Written task — Scan the lines below for the string "microwave" and report how many lines contain it, giving only the number.

Material supplied —
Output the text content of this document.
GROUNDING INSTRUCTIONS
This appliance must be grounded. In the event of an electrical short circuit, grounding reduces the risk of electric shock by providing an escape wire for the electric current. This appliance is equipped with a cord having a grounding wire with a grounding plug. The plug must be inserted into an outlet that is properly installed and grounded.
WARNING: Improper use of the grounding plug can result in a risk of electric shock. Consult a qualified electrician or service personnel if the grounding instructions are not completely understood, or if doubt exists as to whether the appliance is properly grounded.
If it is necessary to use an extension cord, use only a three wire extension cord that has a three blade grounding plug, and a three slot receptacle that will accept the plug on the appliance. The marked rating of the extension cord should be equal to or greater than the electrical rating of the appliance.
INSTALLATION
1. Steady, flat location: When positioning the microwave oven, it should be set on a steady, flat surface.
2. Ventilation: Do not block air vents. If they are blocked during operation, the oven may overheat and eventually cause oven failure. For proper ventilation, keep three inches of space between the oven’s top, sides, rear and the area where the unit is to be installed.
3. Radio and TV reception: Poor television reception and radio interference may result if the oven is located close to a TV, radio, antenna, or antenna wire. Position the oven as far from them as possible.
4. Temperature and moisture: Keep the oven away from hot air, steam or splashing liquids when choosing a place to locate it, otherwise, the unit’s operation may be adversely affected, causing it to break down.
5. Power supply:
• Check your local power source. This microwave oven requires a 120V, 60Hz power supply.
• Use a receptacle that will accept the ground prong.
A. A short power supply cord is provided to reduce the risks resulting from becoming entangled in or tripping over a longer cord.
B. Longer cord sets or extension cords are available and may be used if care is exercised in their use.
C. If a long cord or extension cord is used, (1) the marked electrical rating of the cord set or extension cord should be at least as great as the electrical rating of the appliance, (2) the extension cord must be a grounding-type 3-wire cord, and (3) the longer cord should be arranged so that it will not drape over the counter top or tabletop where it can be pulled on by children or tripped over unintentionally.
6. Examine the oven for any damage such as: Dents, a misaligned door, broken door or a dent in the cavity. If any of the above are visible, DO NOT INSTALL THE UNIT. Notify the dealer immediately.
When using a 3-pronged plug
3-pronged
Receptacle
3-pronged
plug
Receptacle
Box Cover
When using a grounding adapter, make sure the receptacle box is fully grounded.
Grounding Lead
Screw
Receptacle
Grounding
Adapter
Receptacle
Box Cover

Completed exercise — 2